EXERCISE GOAL> Quote the whole listing verbatim.

---------------

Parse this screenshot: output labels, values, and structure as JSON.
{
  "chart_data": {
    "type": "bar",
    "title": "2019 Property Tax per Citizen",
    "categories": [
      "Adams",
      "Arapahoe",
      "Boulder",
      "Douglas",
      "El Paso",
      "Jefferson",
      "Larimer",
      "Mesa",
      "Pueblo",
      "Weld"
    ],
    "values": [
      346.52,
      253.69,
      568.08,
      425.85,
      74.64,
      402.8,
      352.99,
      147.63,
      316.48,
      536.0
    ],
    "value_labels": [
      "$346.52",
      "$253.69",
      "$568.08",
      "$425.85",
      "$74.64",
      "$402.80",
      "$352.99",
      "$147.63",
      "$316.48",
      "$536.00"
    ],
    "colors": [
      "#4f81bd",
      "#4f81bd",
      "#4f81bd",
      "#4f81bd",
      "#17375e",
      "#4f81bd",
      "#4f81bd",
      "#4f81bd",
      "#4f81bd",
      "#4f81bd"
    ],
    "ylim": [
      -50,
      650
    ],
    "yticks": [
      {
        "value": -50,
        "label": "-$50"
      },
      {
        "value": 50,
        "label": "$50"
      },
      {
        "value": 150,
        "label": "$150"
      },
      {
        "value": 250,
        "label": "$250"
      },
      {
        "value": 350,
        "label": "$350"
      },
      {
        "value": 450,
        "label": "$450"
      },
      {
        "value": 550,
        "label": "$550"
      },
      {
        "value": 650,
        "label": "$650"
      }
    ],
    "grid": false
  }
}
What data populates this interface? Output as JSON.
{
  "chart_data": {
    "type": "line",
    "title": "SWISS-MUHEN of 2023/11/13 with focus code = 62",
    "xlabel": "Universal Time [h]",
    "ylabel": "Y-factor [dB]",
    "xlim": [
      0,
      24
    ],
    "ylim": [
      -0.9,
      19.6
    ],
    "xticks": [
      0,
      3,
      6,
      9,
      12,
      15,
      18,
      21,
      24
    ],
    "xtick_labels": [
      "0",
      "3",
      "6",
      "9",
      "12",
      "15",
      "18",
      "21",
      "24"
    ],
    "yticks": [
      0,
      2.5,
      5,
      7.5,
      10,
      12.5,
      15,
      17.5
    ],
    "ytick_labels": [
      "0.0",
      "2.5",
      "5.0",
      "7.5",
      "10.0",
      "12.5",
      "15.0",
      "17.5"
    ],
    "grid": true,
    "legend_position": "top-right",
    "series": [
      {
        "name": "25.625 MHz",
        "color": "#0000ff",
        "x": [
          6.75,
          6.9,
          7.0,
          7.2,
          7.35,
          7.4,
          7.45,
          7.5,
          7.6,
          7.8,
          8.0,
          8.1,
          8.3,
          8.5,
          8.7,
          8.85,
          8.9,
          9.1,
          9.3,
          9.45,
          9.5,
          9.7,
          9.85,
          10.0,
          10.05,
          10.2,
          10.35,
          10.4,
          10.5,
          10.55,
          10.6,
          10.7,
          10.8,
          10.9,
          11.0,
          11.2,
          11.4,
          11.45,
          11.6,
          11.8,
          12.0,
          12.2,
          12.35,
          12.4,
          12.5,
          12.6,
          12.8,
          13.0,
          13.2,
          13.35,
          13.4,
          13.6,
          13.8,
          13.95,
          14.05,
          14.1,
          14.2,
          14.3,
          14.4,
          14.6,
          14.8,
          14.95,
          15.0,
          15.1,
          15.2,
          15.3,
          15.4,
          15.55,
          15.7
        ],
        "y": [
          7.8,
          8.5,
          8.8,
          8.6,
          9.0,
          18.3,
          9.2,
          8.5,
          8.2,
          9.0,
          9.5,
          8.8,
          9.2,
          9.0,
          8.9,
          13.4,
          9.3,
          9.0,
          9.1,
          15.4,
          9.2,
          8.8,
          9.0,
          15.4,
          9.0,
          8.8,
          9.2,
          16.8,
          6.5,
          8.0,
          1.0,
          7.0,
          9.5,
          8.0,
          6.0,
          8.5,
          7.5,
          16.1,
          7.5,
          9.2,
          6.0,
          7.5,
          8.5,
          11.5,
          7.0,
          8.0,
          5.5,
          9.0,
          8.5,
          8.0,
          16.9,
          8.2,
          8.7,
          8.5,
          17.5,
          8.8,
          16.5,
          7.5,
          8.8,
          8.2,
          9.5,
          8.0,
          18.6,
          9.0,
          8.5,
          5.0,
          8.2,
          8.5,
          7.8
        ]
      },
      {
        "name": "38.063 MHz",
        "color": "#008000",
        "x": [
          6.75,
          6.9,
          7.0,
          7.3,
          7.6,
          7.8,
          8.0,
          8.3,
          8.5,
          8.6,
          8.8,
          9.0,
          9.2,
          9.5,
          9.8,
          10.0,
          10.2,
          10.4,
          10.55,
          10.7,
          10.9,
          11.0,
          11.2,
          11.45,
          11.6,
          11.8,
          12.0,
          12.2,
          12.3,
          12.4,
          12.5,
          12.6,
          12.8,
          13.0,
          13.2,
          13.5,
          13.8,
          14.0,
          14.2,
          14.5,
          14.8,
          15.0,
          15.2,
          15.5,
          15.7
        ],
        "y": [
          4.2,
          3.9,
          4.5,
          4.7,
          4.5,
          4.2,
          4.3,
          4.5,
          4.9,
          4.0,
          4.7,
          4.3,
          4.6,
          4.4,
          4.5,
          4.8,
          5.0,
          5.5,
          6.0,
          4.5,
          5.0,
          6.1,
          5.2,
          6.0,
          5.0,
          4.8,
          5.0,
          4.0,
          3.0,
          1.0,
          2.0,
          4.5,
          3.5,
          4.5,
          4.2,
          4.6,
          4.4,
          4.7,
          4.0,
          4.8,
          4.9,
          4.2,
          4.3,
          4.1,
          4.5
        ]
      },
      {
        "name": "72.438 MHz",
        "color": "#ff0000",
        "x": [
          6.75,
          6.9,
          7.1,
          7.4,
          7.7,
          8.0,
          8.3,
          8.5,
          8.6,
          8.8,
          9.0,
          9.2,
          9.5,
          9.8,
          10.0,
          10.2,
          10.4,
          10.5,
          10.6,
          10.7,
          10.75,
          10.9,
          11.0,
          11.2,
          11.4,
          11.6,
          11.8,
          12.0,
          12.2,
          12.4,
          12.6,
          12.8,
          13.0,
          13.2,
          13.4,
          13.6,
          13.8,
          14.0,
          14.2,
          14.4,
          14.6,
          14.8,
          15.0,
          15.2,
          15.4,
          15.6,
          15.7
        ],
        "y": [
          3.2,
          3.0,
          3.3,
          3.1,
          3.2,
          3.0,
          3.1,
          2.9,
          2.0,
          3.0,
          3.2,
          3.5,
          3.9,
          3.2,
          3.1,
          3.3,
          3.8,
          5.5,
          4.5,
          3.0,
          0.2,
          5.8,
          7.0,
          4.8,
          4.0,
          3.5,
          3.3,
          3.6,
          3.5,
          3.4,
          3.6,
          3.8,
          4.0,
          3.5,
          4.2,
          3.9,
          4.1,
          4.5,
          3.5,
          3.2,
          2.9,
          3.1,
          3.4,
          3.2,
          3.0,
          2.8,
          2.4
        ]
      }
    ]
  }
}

---------------

THE RESULT>
Parse this screenshot: output labels, values, and structure as JSON.
{
  "chart_data": {
    "type": "bar",
    "title": "2019 Property Tax per Citizen",
    "categories": [
      "Adams",
      "Arapahoe",
      "Boulder",
      "Douglas",
      "El Paso",
      "Jefferson",
      "Larimer",
      "Mesa",
      "Pueblo",
      "Weld"
    ],
    "values": [
      346.52,
      253.69,
      568.08,
      425.85,
      74.64,
      402.8,
      352.99,
      147.63,
      316.48,
      536.0
    ],
    "value_labels": [
      "$346.52",
      "$253.69",
      "$568.08",
      "$425.85",
      "$74.64",
      "$402.80",
      "$352.99",
      "$147.63",
      "$316.48",
      "$536.00"
    ],
    "colors": [
      "#4f81bd",
      "#4f81bd",
      "#4f81bd",
      "#4f81bd",
      "#17375e",
      "#4f81bd",
      "#4f81bd",
      "#4f81bd",
      "#4f81bd",
      "#4f81bd"
    ],
    "ylim": [
      -50,
      650
    ],
    "yticks": [
      {
        "value": -50,
        "label": "-$50"
      },
      {
        "value": 50,
        "label": "$50"
      },
      {
        "value": 150,
        "label": "$150"
      },
      {
        "value": 250,
        "label": "$250"
      },
      {
        "value": 350,
        "label": "$350"
      },
      {
        "value": 450,
        "label": "$450"
      },
      {
        "value": 550,
        "label": "$550"
      },
      {
        "value": 650,
        "label": "$650"
      }
    ],
    "grid": false
  }
}
What data populates this interface? Output as JSON.
{
  "chart_data": {
    "type": "line",
    "title": "SWISS-MUHEN of 2023/11/13 with focus code = 62",
    "xlabel": "Universal Time [h]",
    "ylabel": "Y-factor [dB]",
    "xlim": [
      0,
      24
    ],
    "ylim": [
      -0.9,
      19.6
    ],
    "xticks": [
      0,
      3,
      6,
      9,
      12,
      15,
      18,
      21,
      24
    ],
    "xtick_labels": [
      "0",
      "3",
      "6",
      "9",
      "12",
      "15",
      "18",
      "21",
      "24"
    ],
    "yticks": [
      0,
      2.5,
      5,
      7.5,
      10,
      12.5,
      15,
      17.5
    ],
    "ytick_labels": [
      "0.0",
      "2.5",
      "5.0",
      "7.5",
      "10.0",
      "12.5",
      "15.0",
      "17.5"
    ],
    "grid": true,
    "legend_position": "top-right",
    "series": [
      {
        "name": "25.625 MHz",
        "color": "#0000ff",
        "x": [
          6.75,
          6.9,
          7.0,
          7.2,
          7.35,
          7.4,
          7.45,
          7.5,
          7.6,
          7.8,
          8.0,
          8.1,
          8.3,
          8.5,
          8.7,
          8.85,
          8.9,
          9.1,
          9.3,
          9.45,
          9.5,
          9.7,
          9.85,
          10.0,
          10.05,
          10.2,
          10.35,
          10.4,
          10.5,
          10.55,
          10.6,
          10.7,
          10.8,
          10.9,
          11.0,
          11.2,
          11.4,
          11.45,
          11.6,
          11.8,
          12.0,
          12.2,
          12.35,
          12.4,
          12.5,
          12.6,
          12.8,
          13.0,
          13.2,
          13.35,
          13.4,
          13.6,
          13.8,
          13.95,
          14.05,
          14.1,
          14.2,
          14.3,
          14.4,
          14.6,
          14.8,
          14.95,
          15.0,
          15.1,
          15.2,
          15.3,
          15.4,
          15.55,
          15.7
        ],
        "y": [
          7.8,
          8.5,
          8.8,
          8.6,
          9.0,
          18.3,
          9.2,
          8.5,
          8.2,
          9.0,
          9.5,
          8.8,
          9.2,
          9.0,
          8.9,
          13.4,
          9.3,
          9.0,
          9.1,
          15.4,
          9.2,
          8.8,
          9.0,
          15.4,
          9.0,
          8.8,
          9.2,
          16.8,
          6.5,
          8.0,
          1.0,
          7.0,
          9.5,
          8.0,
          6.0,
          8.5,
          7.5,
          16.1,
          7.5,
          9.2,
          6.0,
          7.5,
          8.5,
          11.5,
          7.0,
          8.0,
          5.5,
          9.0,
          8.5,
          8.0,
          16.9,
          8.2,
          8.7,
          8.5,
          17.5,
          8.8,
          16.5,
          7.5,
          8.8,
          8.2,
          9.5,
          8.0,
          18.6,
          9.0,
          8.5,
          5.0,
          8.2,
          8.5,
          7.8
        ]
      },
      {
        "name": "38.063 MHz",
        "color": "#008000",
        "x": [
          6.75,
          6.9,
          7.0,
          7.3,
          7.6,
          7.8,
          8.0,
          8.3,
          8.5,
          8.6,
          8.8,
          9.0,
          9.2,
          9.5,
          9.8,
          10.0,
          10.2,
          10.4,
          10.55,
          10.7,
          10.9,
          11.0,
          11.2,
          11.45,
          11.6,
          11.8,
          12.0,
          12.2,
          12.3,
          12.4,
          12.5,
          12.6,
          12.8,
          13.0,
          13.2,
          13.5,
          13.8,
          14.0,
          14.2,
          14.5,
          14.8,
          15.0,
          15.2,
          15.5,
          15.7
        ],
        "y": [
          4.2,
          3.9,
          4.5,
          4.7,
          4.5,
          4.2,
          4.3,
          4.5,
          4.9,
          4.0,
          4.7,
          4.3,
          4.6,
          4.4,
          4.5,
          4.8,
          5.0,
          5.5,
          6.0,
          4.5,
          5.0,
          6.1,
          5.2,
          6.0,
          5.0,
          4.8,
          5.0,
          4.0,
          3.0,
          1.0,
          2.0,
          4.5,
          3.5,
          4.5,
          4.2,
          4.6,
          4.4,
          4.7,
          4.0,
          4.8,
          4.9,
          4.2,
          4.3,
          4.1,
          4.5
        ]
      },
      {
        "name": "72.438 MHz",
        "color": "#ff0000",
        "x": [
          6.75,
          6.9,
          7.1,
          7.4,
          7.7,
          8.0,
          8.3,
          8.5,
          8.6,
          8.8,
          9.0,
          9.2,
          9.5,
          9.8,
          10.0,
          10.2,
          10.4,
          10.5,
          10.6,
          10.7,
          10.75,
          10.9,
          11.0,
          11.2,
          11.4,
          11.6,
          11.8,
          12.0,
          12.2,
          12.4,
          12.6,
          12.8,
          13.0,
          13.2,
          13.4,
          13.6,
          13.8,
          14.0,
          14.2,
          14.4,
          14.6,
          14.8,
          15.0,
          15.2,
          15.4,
          15.6,
          15.7
        ],
        "y": [
          3.2,
          3.0,
          3.3,
          3.1,
          3.2,
          3.0,
          3.1,
          2.9,
          2.0,
          3.0,
          3.2,
          3.5,
          3.9,
          3.2,
          3.1,
          3.3,
          3.8,
          5.5,
          4.5,
          3.0,
          0.2,
          5.8,
          7.0,
          4.8,
          4.0,
          3.5,
          3.3,
          3.6,
          3.5,
          3.4,
          3.6,
          3.8,
          4.0,
          3.5,
          4.2,
          3.9,
          4.1,
          4.5,
          3.5,
          3.2,
          2.9,
          3.1,
          3.4,
          3.2,
          3.0,
          2.8,
          2.4
        ]
      }
    ]
  }
}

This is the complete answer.